** TASK PROMPT **
Every line below should be copied exactly; drop the pictures.

________________________________________

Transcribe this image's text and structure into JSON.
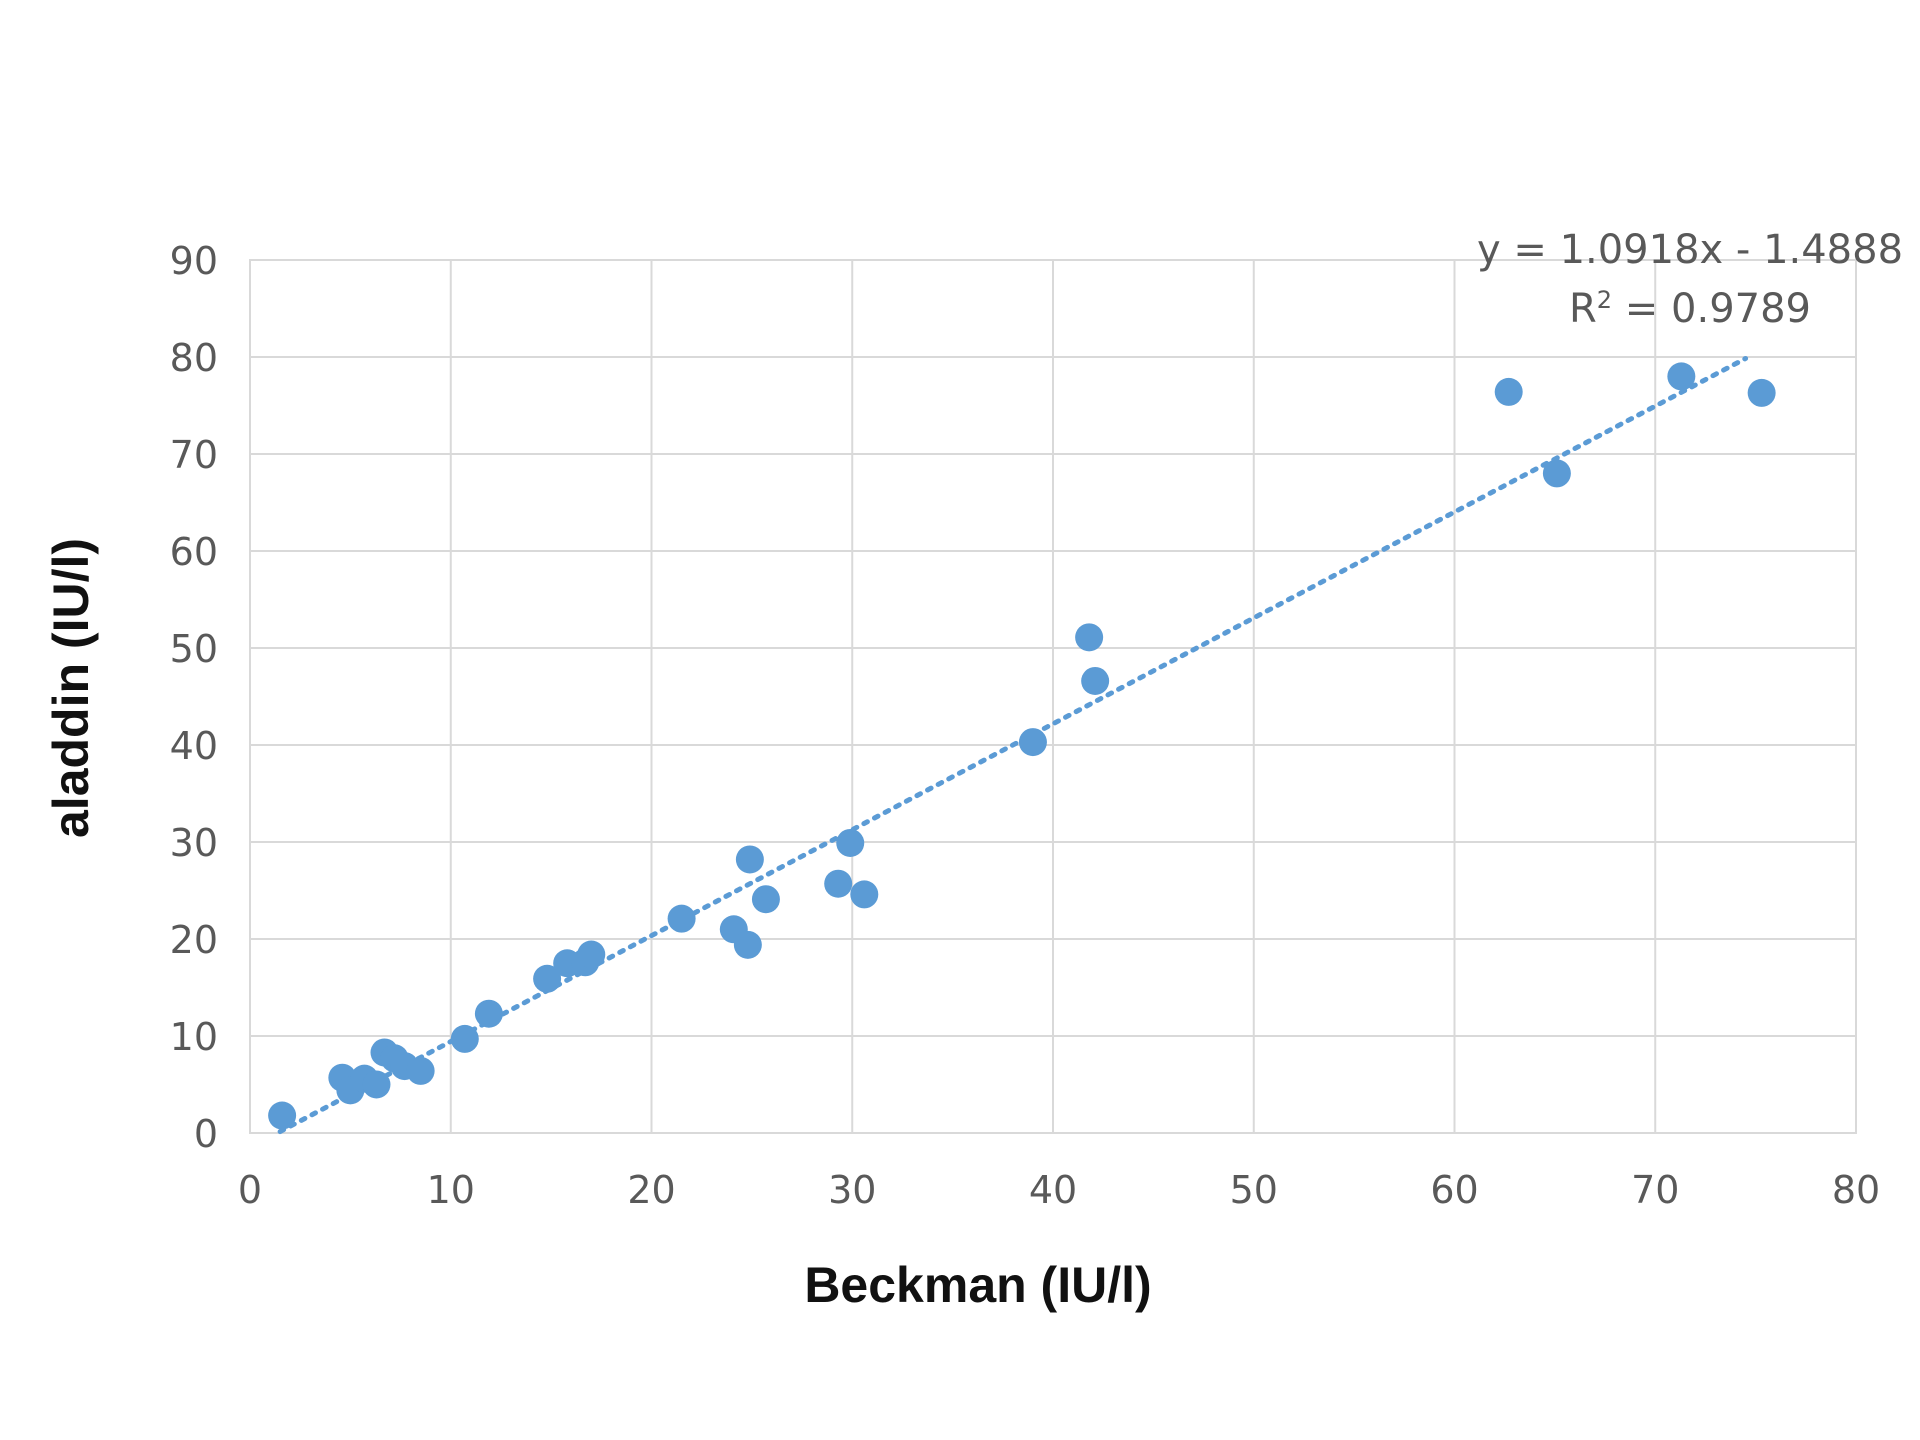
{
  "chart_data": {
    "type": "scatter",
    "xlabel": "Beckman (IU/l)",
    "ylabel": "aladdin (IU/l)",
    "xlim": [
      0,
      80
    ],
    "ylim": [
      0,
      90
    ],
    "x_ticks": [
      "0",
      "10",
      "20",
      "30",
      "40",
      "50",
      "60",
      "70",
      "80"
    ],
    "y_ticks": [
      "0",
      "10",
      "20",
      "30",
      "40",
      "50",
      "60",
      "70",
      "80",
      "90"
    ],
    "grid": true,
    "legend": "none",
    "marker_color": "#5b9bd5",
    "trendline": {
      "equation": "y = 1.0918x - 1.4888",
      "r2_prefix": "R",
      "r2_sup": "2",
      "r2_suffix": " = 0.9789",
      "slope": 1.0918,
      "intercept": -1.4888,
      "x_range": [
        1.5,
        74.5
      ],
      "style": "dotted",
      "color": "#5b9bd5"
    },
    "points": [
      {
        "x": 1.6,
        "y": 1.8
      },
      {
        "x": 4.6,
        "y": 5.7
      },
      {
        "x": 5.0,
        "y": 4.4
      },
      {
        "x": 5.7,
        "y": 5.6
      },
      {
        "x": 6.3,
        "y": 5.0
      },
      {
        "x": 6.7,
        "y": 8.3
      },
      {
        "x": 7.2,
        "y": 7.7
      },
      {
        "x": 7.7,
        "y": 6.9
      },
      {
        "x": 8.5,
        "y": 6.4
      },
      {
        "x": 10.7,
        "y": 9.7
      },
      {
        "x": 11.9,
        "y": 12.3
      },
      {
        "x": 14.8,
        "y": 15.9
      },
      {
        "x": 15.8,
        "y": 17.5
      },
      {
        "x": 16.7,
        "y": 17.6
      },
      {
        "x": 17.0,
        "y": 18.4
      },
      {
        "x": 21.5,
        "y": 22.1
      },
      {
        "x": 24.1,
        "y": 21.0
      },
      {
        "x": 24.8,
        "y": 19.4
      },
      {
        "x": 24.9,
        "y": 28.2
      },
      {
        "x": 25.7,
        "y": 24.1
      },
      {
        "x": 29.3,
        "y": 25.7
      },
      {
        "x": 29.9,
        "y": 29.9
      },
      {
        "x": 30.6,
        "y": 24.6
      },
      {
        "x": 39.0,
        "y": 40.3
      },
      {
        "x": 41.8,
        "y": 51.1
      },
      {
        "x": 42.1,
        "y": 46.6
      },
      {
        "x": 62.7,
        "y": 76.4
      },
      {
        "x": 65.1,
        "y": 68.0
      },
      {
        "x": 71.3,
        "y": 78.0
      },
      {
        "x": 75.3,
        "y": 76.3
      }
    ]
  }
}
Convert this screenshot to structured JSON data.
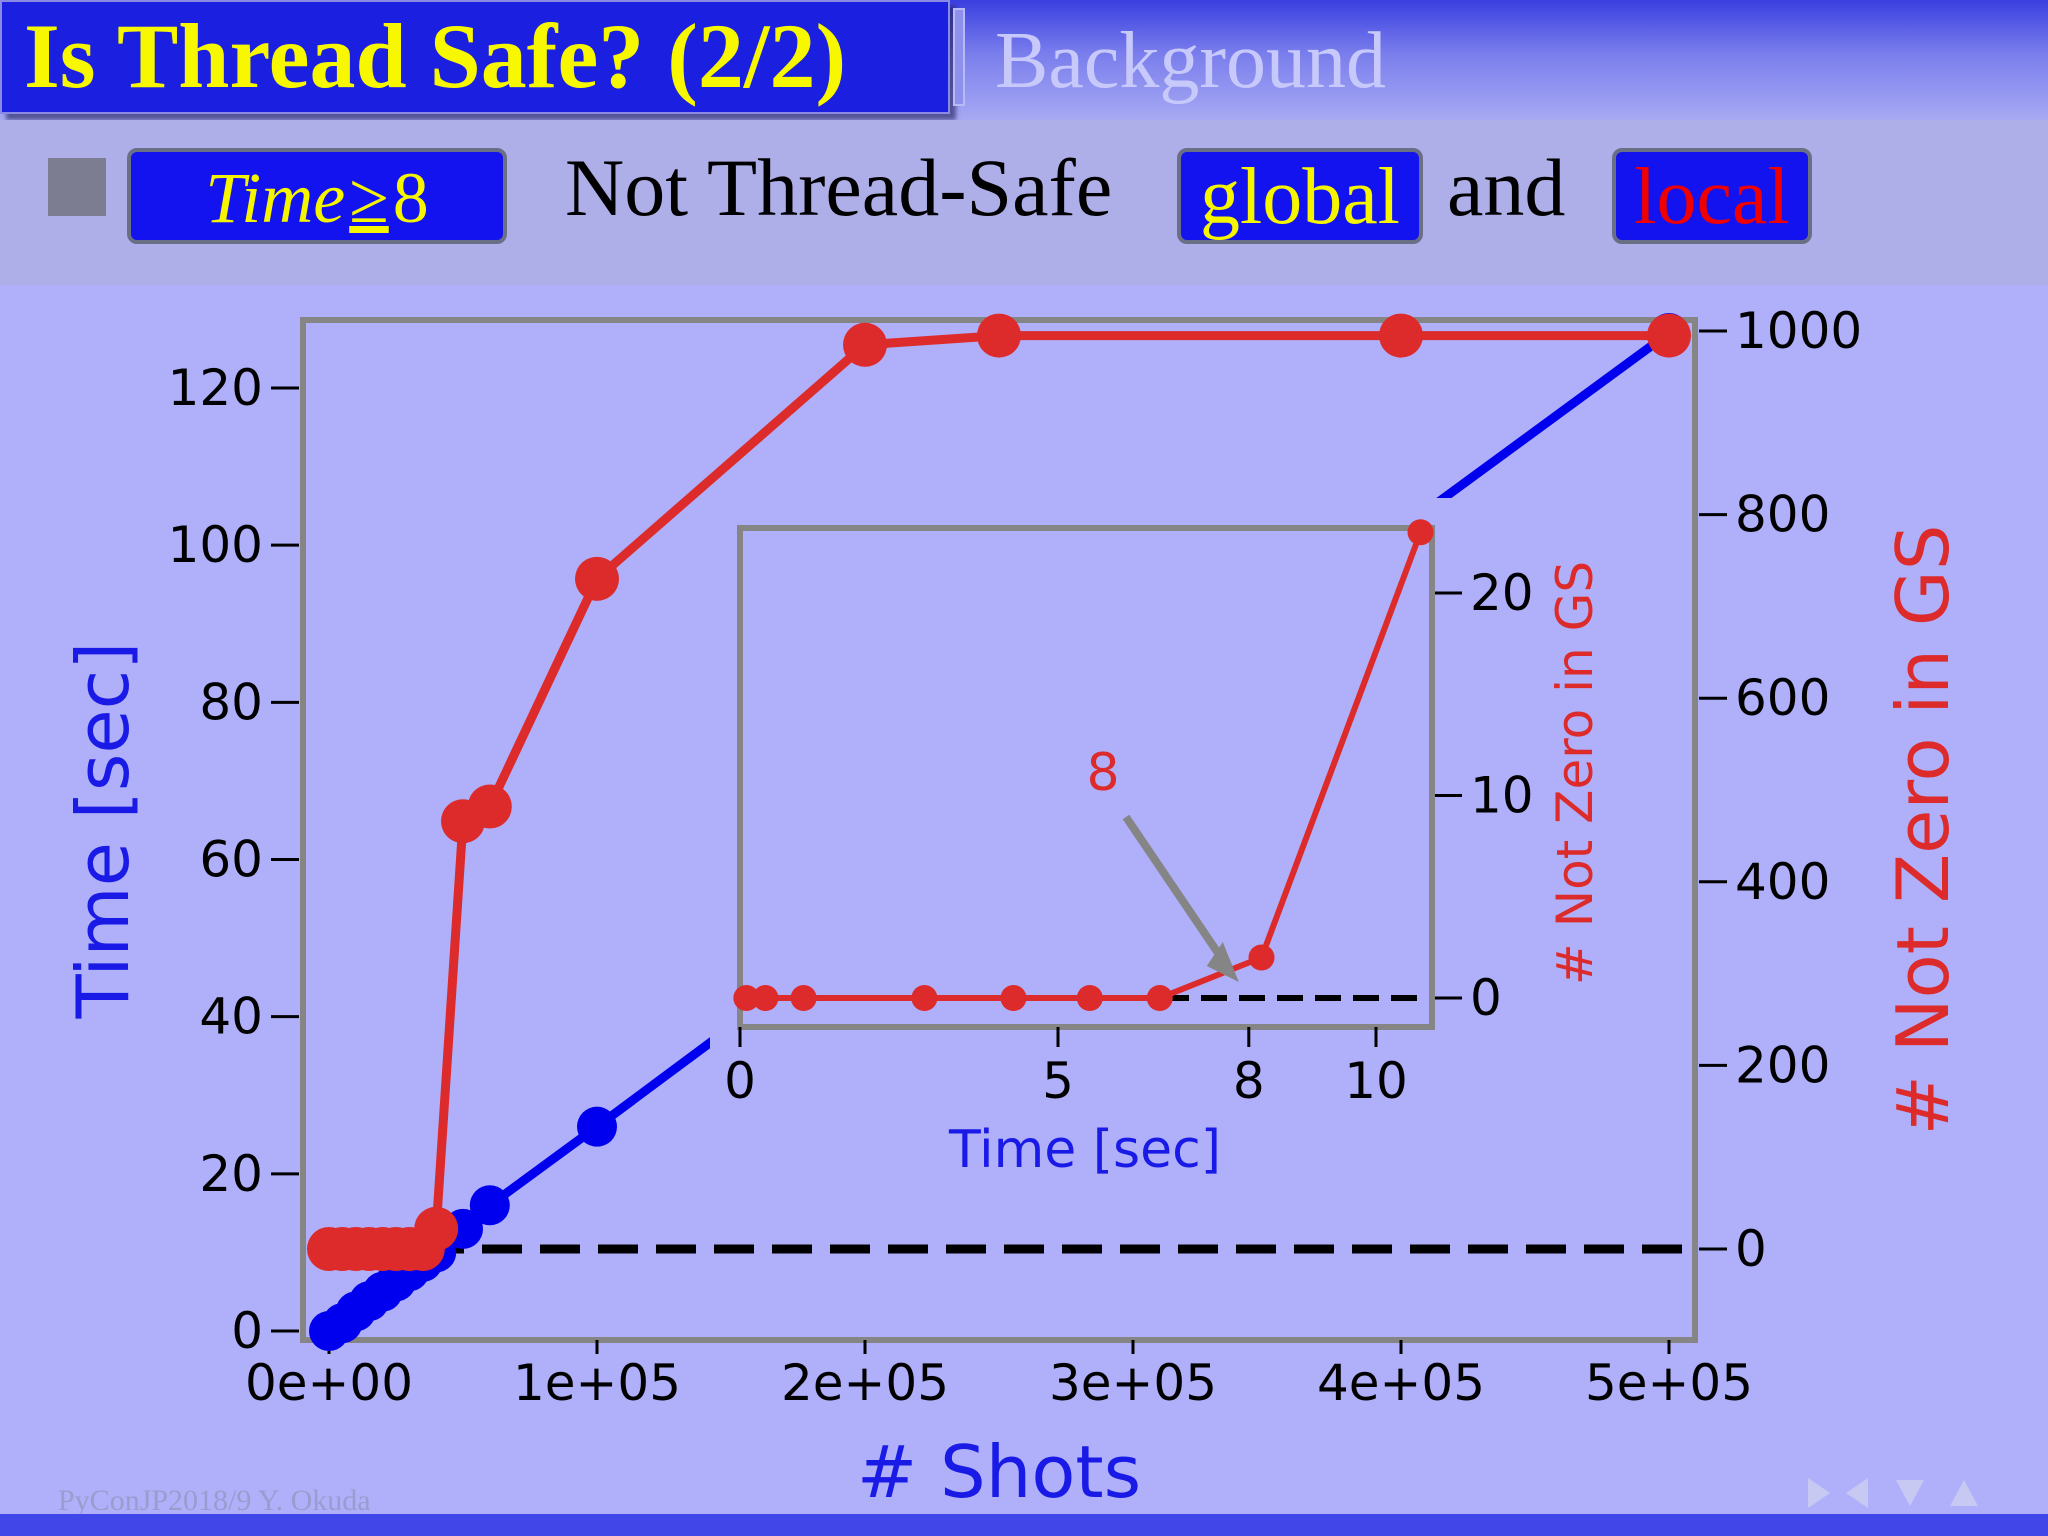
{
  "slide": {
    "title": "Is Thread Safe? (2/2)",
    "section": "Background",
    "bullet": {
      "time_var": "Time",
      "time_op": "≥",
      "time_value": "8",
      "text_mid": "Not Thread-Safe",
      "global_label": "global",
      "text_and": "and",
      "local_label": "local"
    },
    "footer": {
      "credit": "PyConJP2018/9     Y. Okuda"
    }
  },
  "colors": {
    "blue_series": "#0000ee",
    "red_series": "#dd2a2a",
    "background": "#afb0f9",
    "frame": "#858585"
  },
  "chart_data": [
    {
      "type": "line",
      "xlabel": "# Shots",
      "ylabel_left": "Time  [sec]",
      "ylabel_right": "# Not Zero in GS",
      "xlim": [
        -5000,
        510000
      ],
      "ylim_left": [
        -1,
        129
      ],
      "ylim_right": [
        -100,
        1000
      ],
      "x_ticks": [
        0,
        100000,
        200000,
        300000,
        400000,
        500000
      ],
      "x_tick_labels": [
        "0e+00",
        "1e+05",
        "2e+05",
        "3e+05",
        "4e+05",
        "5e+05"
      ],
      "y_left_ticks": [
        0,
        20,
        40,
        60,
        80,
        100,
        120
      ],
      "y_right_ticks": [
        0,
        200,
        400,
        600,
        800,
        1000
      ],
      "grid": false,
      "series": [
        {
          "axis": "left",
          "color": "#0000ee",
          "x": [
            0,
            5000,
            10000,
            15000,
            20000,
            25000,
            30000,
            35000,
            40000,
            50000,
            60000,
            100000,
            250000,
            400000,
            500000
          ],
          "y": [
            0,
            1,
            2.5,
            3.8,
            5,
            6.3,
            7.6,
            8.8,
            10,
            13,
            16,
            26,
            64,
            102,
            127
          ]
        },
        {
          "axis": "right",
          "color": "#dd2a2a",
          "x": [
            0,
            5000,
            10000,
            15000,
            20000,
            25000,
            30000,
            35000,
            40000,
            50000,
            60000,
            100000,
            200000,
            250000,
            400000,
            500000
          ],
          "y": [
            0,
            0,
            0,
            0,
            0,
            0,
            0,
            0,
            22,
            466,
            482,
            730,
            985,
            995,
            995,
            995
          ]
        }
      ],
      "reference_line": {
        "axis": "right",
        "y": 0,
        "style": "dashed"
      }
    },
    {
      "type": "line",
      "xlabel": "Time [sec]",
      "ylabel": "# Not Zero in GS",
      "xlim": [
        0,
        11
      ],
      "ylim": [
        -1,
        24
      ],
      "x_ticks": [
        0,
        5,
        8,
        10
      ],
      "y_ticks": [
        0,
        10,
        20
      ],
      "series": [
        {
          "color": "#dd2a2a",
          "x": [
            0.1,
            0.4,
            1.0,
            2.9,
            4.3,
            5.5,
            6.6,
            8.2,
            10.7
          ],
          "y": [
            0,
            0,
            0,
            0,
            0,
            0,
            0,
            2,
            23
          ]
        }
      ],
      "reference_line": {
        "y": 0,
        "style": "dashed"
      },
      "annotation": {
        "text": "8",
        "x": 8,
        "y": 0
      }
    }
  ]
}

________________________________________

** IN RESPONSE **
Transcribe this image's text and structure into JSON.
{
  "chart_data": {
    "type": "scatter",
    "xlabel": "Beckman (IU/l)",
    "ylabel": "aladdin (IU/l)",
    "xlim": [
      0,
      80
    ],
    "ylim": [
      0,
      90
    ],
    "x_ticks": [
      "0",
      "10",
      "20",
      "30",
      "40",
      "50",
      "60",
      "70",
      "80"
    ],
    "y_ticks": [
      "0",
      "10",
      "20",
      "30",
      "40",
      "50",
      "60",
      "70",
      "80",
      "90"
    ],
    "grid": true,
    "legend": "none",
    "marker_color": "#5b9bd5",
    "trendline": {
      "equation": "y = 1.0918x - 1.4888",
      "r2_prefix": "R",
      "r2_sup": "2",
      "r2_suffix": " = 0.9789",
      "slope": 1.0918,
      "intercept": -1.4888,
      "x_range": [
        1.5,
        74.5
      ],
      "style": "dotted",
      "color": "#5b9bd5"
    },
    "points": [
      {
        "x": 1.6,
        "y": 1.8
      },
      {
        "x": 4.6,
        "y": 5.7
      },
      {
        "x": 5.0,
        "y": 4.4
      },
      {
        "x": 5.7,
        "y": 5.6
      },
      {
        "x": 6.3,
        "y": 5.0
      },
      {
        "x": 6.7,
        "y": 8.3
      },
      {
        "x": 7.2,
        "y": 7.7
      },
      {
        "x": 7.7,
        "y": 6.9
      },
      {
        "x": 8.5,
        "y": 6.4
      },
      {
        "x": 10.7,
        "y": 9.7
      },
      {
        "x": 11.9,
        "y": 12.3
      },
      {
        "x": 14.8,
        "y": 15.9
      },
      {
        "x": 15.8,
        "y": 17.5
      },
      {
        "x": 16.7,
        "y": 17.6
      },
      {
        "x": 17.0,
        "y": 18.4
      },
      {
        "x": 21.5,
        "y": 22.1
      },
      {
        "x": 24.1,
        "y": 21.0
      },
      {
        "x": 24.8,
        "y": 19.4
      },
      {
        "x": 24.9,
        "y": 28.2
      },
      {
        "x": 25.7,
        "y": 24.1
      },
      {
        "x": 29.3,
        "y": 25.7
      },
      {
        "x": 29.9,
        "y": 29.9
      },
      {
        "x": 30.6,
        "y": 24.6
      },
      {
        "x": 39.0,
        "y": 40.3
      },
      {
        "x": 41.8,
        "y": 51.1
      },
      {
        "x": 42.1,
        "y": 46.6
      },
      {
        "x": 62.7,
        "y": 76.4
      },
      {
        "x": 65.1,
        "y": 68.0
      },
      {
        "x": 71.3,
        "y": 78.0
      },
      {
        "x": 75.3,
        "y": 76.3
      }
    ]
  }
}
Convert this screenshot to structured JSON data.
{
  "slide": {
    "title": "Is Thread Safe? (2/2)",
    "section": "Background",
    "bullet": {
      "time_var": "Time",
      "time_op": "≥",
      "time_value": "8",
      "text_mid": "Not Thread-Safe",
      "global_label": "global",
      "text_and": "and",
      "local_label": "local"
    },
    "footer": {
      "credit": "PyConJP2018/9     Y. Okuda"
    }
  },
  "colors": {
    "blue_series": "#0000ee",
    "red_series": "#dd2a2a",
    "background": "#afb0f9",
    "frame": "#858585"
  },
  "chart_data": [
    {
      "type": "line",
      "xlabel": "# Shots",
      "ylabel_left": "Time  [sec]",
      "ylabel_right": "# Not Zero in GS",
      "xlim": [
        -5000,
        510000
      ],
      "ylim_left": [
        -1,
        129
      ],
      "ylim_right": [
        -100,
        1000
      ],
      "x_ticks": [
        0,
        100000,
        200000,
        300000,
        400000,
        500000
      ],
      "x_tick_labels": [
        "0e+00",
        "1e+05",
        "2e+05",
        "3e+05",
        "4e+05",
        "5e+05"
      ],
      "y_left_ticks": [
        0,
        20,
        40,
        60,
        80,
        100,
        120
      ],
      "y_right_ticks": [
        0,
        200,
        400,
        600,
        800,
        1000
      ],
      "grid": false,
      "series": [
        {
          "axis": "left",
          "color": "#0000ee",
          "x": [
            0,
            5000,
            10000,
            15000,
            20000,
            25000,
            30000,
            35000,
            40000,
            50000,
            60000,
            100000,
            250000,
            400000,
            500000
          ],
          "y": [
            0,
            1,
            2.5,
            3.8,
            5,
            6.3,
            7.6,
            8.8,
            10,
            13,
            16,
            26,
            64,
            102,
            127
          ]
        },
        {
          "axis": "right",
          "color": "#dd2a2a",
          "x": [
            0,
            5000,
            10000,
            15000,
            20000,
            25000,
            30000,
            35000,
            40000,
            50000,
            60000,
            100000,
            200000,
            250000,
            400000,
            500000
          ],
          "y": [
            0,
            0,
            0,
            0,
            0,
            0,
            0,
            0,
            22,
            466,
            482,
            730,
            985,
            995,
            995,
            995
          ]
        }
      ],
      "reference_line": {
        "axis": "right",
        "y": 0,
        "style": "dashed"
      }
    },
    {
      "type": "line",
      "xlabel": "Time [sec]",
      "ylabel": "# Not Zero in GS",
      "xlim": [
        0,
        11
      ],
      "ylim": [
        -1,
        24
      ],
      "x_ticks": [
        0,
        5,
        8,
        10
      ],
      "y_ticks": [
        0,
        10,
        20
      ],
      "series": [
        {
          "color": "#dd2a2a",
          "x": [
            0.1,
            0.4,
            1.0,
            2.9,
            4.3,
            5.5,
            6.6,
            8.2,
            10.7
          ],
          "y": [
            0,
            0,
            0,
            0,
            0,
            0,
            0,
            2,
            23
          ]
        }
      ],
      "reference_line": {
        "y": 0,
        "style": "dashed"
      },
      "annotation": {
        "text": "8",
        "x": 8,
        "y": 0
      }
    }
  ]
}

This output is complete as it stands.